Extrait de page
La Confédération et les cantons se sont donc bien préparés à affronter une pandémie, du point de vue organisationnelle et de la conduite. Mais il est évident que ces plans ne règlent pas tous les détails, même si les questions de communication, de confinement ont été prises en compte dès le début. L’exercice organisé par la Confédération en 2014, intitulé ERNS 14, dont l’objectif était de tester le comportement en cas de crise des Offices fédéraux, des cantons et des principaux services concernés par une panne d’électricité et une pandémie de grippe, a montré qu’il y avait, même au niveau de la conduite des lacunes à corriger. Ces corrections ont été, à ma connaissance, mise en œuvre. Il n’en reste pas moins que les détails pratiques n’avaient pas tous faits l’objet d’une analyse détaillée. En quelque sorte, la Suisse était prête sur le plan de la conduite, mais pas pour les détails pratiques qui ont montré leur importance vitale depuis quelques semaines en Europe.
Dès lors, ce n’est pas une surprise de constater qu’au début de l’épidémie en Chine, il n’y ait pas eu de réactions alarmistes, l’idée étant que le nouveau virus, de type CoV, proche parent du SRAS-CoV qui a sévit en 2003 et du MERS-CoV qui a sévit en 2012, sans jamais atteindre vraiment l’Europe, s’apparentait à une épidémie et aurait probablement la même carrière que ses prédécesseurs.  Il fallait observer et analyser pour être en mesure de prendre les bonnes mesures au bon moment.
 
Personne, ni les experts, ni les personnes les plus critiques sur les lenteurs de nos autorités, n’ont vu venir l’explosion soudaine due à un virus silencieux, inconnu, roublard, très contagieux, infligeant des dommages d’une ampleur inattendue, par le fait qu’il s’attaque au système respiratoire, envoyant un nombre exponentiel de patients en réanimation avec intubation et respirateur à la clé. Ce n’était pas prévu. Ni vaccin, ni remèdes ne sont disponibles encore actuellement. Les enjeux sont immenses : comment préserver la population, en particulier les anciens. Comment prendre en charge, sans devoir faire un choix, les patients gravement atteints en réanimation, compte tenu du nombre limités de lits, de respirateurs et aussi de personnel. Evidemment, lorsque la crise touche le monde entier (pandémie), tout le monde se précipite sur les articles tels les masques, les gants, les sur blouses, les moyens de désinfection.

Tâches à réaliser
a – Pouvez-vous recopier le passage de l'extrait sur la pandémie en Suisse qui commence par « Dès lors, ce » et se poursuit jusqu'à « au bon moment. » ?
b – Pouvez-vous poursuivre l'extrait sur la pandémie en Suisse à partir de l'endroit où il s'arrête ?
Les items qui suivent n'ont aucun rapport avec l'extrait sur la pandémie en Suisse.

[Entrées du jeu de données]
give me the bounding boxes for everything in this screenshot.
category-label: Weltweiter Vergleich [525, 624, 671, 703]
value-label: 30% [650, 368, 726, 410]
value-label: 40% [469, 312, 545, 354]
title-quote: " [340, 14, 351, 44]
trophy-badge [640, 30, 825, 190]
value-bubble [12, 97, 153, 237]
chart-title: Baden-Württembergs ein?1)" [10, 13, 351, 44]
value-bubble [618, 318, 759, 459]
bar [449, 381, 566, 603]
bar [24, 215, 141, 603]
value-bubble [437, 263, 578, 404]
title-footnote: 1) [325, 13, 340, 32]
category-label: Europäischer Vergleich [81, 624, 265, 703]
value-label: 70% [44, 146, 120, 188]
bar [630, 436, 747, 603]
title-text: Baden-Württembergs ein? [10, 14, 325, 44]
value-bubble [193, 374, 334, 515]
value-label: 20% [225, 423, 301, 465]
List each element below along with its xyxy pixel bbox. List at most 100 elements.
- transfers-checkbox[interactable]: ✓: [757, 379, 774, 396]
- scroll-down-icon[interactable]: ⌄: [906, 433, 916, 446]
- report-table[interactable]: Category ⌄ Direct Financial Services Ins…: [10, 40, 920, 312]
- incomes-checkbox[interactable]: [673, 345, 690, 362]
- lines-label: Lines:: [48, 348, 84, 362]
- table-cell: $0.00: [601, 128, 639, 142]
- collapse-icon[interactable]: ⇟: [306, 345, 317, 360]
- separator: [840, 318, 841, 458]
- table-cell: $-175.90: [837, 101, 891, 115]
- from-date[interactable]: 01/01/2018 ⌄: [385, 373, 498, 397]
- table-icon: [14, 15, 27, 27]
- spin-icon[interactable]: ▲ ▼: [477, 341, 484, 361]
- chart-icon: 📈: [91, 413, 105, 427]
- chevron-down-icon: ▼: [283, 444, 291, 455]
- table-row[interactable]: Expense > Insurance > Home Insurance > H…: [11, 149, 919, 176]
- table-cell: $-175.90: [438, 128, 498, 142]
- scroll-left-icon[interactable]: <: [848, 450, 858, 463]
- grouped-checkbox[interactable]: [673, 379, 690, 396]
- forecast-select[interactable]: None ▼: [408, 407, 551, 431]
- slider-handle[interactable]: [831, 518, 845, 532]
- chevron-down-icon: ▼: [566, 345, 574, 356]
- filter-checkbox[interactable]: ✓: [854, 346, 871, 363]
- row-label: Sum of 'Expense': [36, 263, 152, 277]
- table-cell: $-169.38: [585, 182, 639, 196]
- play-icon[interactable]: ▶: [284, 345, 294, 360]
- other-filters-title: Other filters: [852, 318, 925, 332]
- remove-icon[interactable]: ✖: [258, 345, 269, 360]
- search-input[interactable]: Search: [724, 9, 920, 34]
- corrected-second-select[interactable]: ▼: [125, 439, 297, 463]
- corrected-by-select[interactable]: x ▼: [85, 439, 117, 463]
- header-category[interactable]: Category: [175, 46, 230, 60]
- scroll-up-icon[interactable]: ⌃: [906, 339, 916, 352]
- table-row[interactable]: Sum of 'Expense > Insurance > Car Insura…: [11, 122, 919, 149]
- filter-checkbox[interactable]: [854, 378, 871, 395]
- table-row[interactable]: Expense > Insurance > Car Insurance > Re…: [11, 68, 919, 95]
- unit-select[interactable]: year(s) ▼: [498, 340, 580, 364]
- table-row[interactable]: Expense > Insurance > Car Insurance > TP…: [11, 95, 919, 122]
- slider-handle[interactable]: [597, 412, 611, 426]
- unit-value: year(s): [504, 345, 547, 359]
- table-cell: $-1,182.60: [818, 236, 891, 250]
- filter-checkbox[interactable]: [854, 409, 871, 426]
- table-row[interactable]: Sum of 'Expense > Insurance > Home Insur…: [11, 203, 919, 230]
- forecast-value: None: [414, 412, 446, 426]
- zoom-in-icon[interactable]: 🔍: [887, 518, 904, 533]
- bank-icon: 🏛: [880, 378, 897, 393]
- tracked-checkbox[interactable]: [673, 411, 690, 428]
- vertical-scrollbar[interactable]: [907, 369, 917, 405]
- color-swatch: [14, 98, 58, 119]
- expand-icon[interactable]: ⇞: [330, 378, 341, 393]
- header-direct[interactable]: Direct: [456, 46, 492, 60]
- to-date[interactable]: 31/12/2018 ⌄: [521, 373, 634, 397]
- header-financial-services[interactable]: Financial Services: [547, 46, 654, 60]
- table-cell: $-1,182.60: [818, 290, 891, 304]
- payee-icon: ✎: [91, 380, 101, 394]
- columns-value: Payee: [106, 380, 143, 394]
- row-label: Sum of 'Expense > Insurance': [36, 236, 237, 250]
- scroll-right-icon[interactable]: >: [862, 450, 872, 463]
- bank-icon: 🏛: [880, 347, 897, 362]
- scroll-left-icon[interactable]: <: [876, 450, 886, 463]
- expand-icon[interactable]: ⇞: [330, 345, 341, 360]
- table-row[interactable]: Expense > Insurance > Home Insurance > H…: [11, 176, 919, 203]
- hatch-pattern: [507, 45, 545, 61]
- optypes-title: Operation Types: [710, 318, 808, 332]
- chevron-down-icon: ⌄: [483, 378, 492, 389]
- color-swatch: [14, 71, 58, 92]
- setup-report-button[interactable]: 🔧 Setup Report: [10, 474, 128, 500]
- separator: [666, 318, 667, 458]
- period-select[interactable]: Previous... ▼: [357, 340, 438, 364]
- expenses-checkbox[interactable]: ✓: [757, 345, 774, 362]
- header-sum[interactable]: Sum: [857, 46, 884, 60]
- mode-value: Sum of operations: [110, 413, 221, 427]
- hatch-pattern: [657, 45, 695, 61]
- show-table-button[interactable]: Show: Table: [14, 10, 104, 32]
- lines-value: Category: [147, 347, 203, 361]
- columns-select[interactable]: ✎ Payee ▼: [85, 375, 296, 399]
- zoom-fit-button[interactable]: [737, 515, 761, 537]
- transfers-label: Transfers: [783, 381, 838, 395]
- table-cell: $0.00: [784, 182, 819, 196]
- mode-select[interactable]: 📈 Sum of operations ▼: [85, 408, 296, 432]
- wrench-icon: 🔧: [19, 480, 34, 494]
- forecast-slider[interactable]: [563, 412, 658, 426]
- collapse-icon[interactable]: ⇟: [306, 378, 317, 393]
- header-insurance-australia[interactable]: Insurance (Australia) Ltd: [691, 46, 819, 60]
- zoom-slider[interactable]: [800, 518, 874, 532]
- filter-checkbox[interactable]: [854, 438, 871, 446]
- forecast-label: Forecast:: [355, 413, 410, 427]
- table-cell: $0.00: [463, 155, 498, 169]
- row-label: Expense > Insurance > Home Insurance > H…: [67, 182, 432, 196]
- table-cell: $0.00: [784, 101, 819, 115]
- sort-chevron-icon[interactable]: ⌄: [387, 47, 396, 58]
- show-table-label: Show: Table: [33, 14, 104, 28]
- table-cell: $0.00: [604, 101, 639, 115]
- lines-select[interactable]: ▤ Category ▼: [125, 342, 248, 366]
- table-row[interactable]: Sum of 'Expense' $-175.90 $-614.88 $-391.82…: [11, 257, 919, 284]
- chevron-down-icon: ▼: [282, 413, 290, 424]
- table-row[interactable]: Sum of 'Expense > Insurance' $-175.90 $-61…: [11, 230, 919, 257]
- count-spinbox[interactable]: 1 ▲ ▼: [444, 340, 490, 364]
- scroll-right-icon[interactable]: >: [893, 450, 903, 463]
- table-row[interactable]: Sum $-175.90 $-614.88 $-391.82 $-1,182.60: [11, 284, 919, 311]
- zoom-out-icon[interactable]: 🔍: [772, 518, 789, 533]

Réponses attendues
a –
Dès lors, ce n’est pas une surprise de constater qu’au début de l’épidémie en Chine, il n’y ait pas eu de réactions alarmistes, l’idée étant que le nouveau virus, de type CoV, proche parent du SRAS-CoV qui a sévit en 2003 et du MERS-CoV qui a sévit en 2012, sans jamais atteindre vraiment l’Europe, s’apparentait à une épidémie et aurait probablement la même carrière que ses prédécesseurs.  Il fallait observer et analyser pour être en mesure de prendre les bonnes mesures au bon moment.

b –
 
Finalement, à la question : étions-nous prêts à affronter une pandémie, je répondrai que l’on est jamais vraiment prêt à affronter une pandémie, ne serait-ce qu’en raison du mécanisme que génère un tel événement, commençant toujours avec une phase de chaos, comme le montre le schéma ci-après :
Schéma 1 – phases dans le déroulement d’une crise

 
Mais on aurait probablement été moins surpris (phase de chaos plus courte) dans le cas d’une épidémie de type influenza.
 
Les mesures prises en Suisse paraissent en adéquation avec la situation et les possibilités pratiques. Ce n’est pas fini. Mais il faut déjà penser à la sortie graduelle du confinement, jamais encore pratiquée. Nous pouvons compter sur le bon sens de nos autorités pour mettre en place des mesures acceptables, mais indispensables. Reste à compter sur la discipline de chacun pour s’en sortir avec le moins de dommages possibles et en évitant qu’une seconde vague ne vienne nous submerger et réduire à néant les efforts consentis. Ce que nous n’éviterons pas c’est la dégradation de la situation économique. C’est un autre chapitre qui méritera une vraie stratégie et des efforts soutenus, solidaires et à long terme de tous.
 
Souhaitons que l’expérience unique vécue avec le CoVID-19 puisse nous servir de leçon. Assurément, les plans seront revus. J’ose supposer que l’après verra se modifier nos comportements. J’espère qu’il en ira de même de notre attitude quant aux efforts de prévention et de préparation face à des catastrophes potentielles toutes aussi redoutables que le Coronavirus.